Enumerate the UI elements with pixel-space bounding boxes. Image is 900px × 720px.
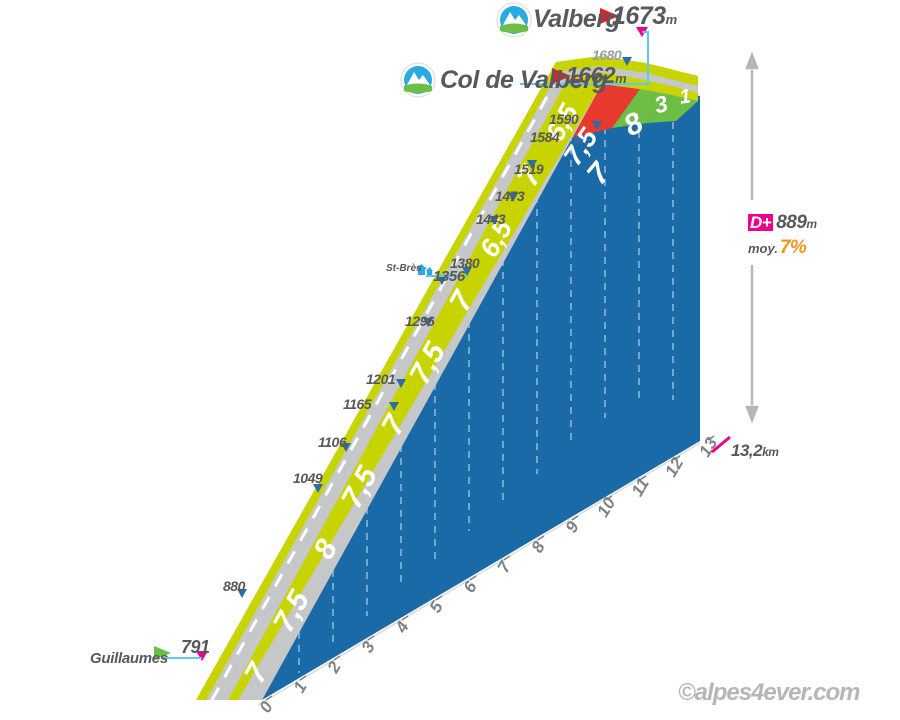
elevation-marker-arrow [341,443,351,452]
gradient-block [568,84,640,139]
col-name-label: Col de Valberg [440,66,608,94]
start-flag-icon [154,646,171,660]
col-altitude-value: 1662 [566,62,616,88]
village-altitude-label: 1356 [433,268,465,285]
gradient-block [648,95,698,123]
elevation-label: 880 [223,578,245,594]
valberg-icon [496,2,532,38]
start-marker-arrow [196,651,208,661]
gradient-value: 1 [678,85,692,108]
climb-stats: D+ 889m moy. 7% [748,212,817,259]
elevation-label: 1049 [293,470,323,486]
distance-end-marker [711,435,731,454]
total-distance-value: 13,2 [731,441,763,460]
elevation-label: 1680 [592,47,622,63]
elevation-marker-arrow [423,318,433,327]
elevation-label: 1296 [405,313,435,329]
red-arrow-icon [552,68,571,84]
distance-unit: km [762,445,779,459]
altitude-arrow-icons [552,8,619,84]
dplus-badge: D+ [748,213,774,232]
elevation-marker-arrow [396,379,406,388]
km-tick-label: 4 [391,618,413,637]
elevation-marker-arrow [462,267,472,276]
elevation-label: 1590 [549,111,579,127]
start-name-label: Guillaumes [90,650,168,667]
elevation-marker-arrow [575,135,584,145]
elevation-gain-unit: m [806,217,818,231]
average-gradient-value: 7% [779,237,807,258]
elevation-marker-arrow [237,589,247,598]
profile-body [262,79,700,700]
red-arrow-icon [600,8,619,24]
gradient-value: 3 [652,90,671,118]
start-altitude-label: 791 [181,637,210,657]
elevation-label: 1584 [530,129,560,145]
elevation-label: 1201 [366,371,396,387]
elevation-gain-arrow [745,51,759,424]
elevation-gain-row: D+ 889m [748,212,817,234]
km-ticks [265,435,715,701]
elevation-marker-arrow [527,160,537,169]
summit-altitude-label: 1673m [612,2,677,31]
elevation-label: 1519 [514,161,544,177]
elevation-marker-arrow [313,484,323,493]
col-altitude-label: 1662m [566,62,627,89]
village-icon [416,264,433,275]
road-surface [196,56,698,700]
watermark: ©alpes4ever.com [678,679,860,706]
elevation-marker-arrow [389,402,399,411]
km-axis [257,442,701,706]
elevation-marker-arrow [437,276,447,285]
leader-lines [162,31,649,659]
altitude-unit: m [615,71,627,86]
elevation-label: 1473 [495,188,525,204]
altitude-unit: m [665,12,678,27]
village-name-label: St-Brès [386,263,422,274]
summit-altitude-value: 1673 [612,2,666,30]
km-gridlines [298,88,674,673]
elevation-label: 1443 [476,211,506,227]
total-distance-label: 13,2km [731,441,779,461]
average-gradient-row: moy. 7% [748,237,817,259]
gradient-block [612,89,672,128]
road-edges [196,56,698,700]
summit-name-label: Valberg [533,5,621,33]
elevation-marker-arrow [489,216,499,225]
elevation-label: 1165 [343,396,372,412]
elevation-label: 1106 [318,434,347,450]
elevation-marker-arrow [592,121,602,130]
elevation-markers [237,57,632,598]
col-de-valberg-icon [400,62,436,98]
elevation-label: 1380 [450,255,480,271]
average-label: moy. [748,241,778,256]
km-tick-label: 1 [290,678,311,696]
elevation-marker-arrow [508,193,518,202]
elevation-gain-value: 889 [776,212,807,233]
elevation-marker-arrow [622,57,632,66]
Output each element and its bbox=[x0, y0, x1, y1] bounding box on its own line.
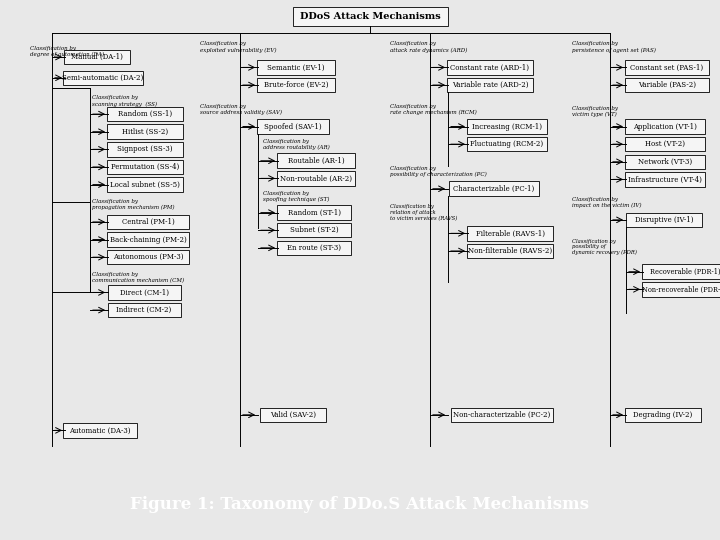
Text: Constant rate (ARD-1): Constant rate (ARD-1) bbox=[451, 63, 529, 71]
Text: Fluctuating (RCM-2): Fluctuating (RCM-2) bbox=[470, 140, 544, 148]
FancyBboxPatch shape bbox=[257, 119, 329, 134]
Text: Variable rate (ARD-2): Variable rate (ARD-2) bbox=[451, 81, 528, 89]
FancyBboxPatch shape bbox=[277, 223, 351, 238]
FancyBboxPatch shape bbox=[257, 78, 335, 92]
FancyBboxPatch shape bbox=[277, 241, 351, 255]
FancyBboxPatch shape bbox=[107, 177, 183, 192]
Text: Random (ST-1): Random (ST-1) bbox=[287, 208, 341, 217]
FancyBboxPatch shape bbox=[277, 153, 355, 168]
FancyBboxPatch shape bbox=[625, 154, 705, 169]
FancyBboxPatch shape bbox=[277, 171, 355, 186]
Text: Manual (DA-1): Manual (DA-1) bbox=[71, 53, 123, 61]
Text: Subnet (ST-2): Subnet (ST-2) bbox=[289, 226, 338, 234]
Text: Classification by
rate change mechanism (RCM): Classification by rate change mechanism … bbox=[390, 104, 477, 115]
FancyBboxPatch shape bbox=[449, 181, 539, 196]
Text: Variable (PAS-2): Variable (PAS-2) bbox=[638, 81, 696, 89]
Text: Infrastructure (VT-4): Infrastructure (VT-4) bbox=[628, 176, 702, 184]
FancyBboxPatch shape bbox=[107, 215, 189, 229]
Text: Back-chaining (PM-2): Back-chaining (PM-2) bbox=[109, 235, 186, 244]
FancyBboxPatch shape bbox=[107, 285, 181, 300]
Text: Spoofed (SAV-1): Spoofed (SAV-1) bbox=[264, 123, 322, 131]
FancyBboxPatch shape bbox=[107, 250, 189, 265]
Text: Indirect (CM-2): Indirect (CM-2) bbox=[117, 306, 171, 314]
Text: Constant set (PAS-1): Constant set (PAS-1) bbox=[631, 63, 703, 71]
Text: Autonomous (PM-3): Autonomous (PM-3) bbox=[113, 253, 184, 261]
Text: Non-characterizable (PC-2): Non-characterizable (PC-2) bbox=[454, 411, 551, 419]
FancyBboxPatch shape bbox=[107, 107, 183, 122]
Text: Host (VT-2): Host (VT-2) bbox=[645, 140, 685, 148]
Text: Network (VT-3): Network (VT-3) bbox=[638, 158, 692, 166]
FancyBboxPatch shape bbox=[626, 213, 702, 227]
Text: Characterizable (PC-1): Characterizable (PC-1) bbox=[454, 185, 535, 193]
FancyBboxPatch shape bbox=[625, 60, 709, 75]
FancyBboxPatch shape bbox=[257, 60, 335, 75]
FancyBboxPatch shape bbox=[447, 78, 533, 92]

GIVEN REQUEST. How many lines in the data above contain the string "bounding"? Reply with the number alone.

TASK ANSWER. 2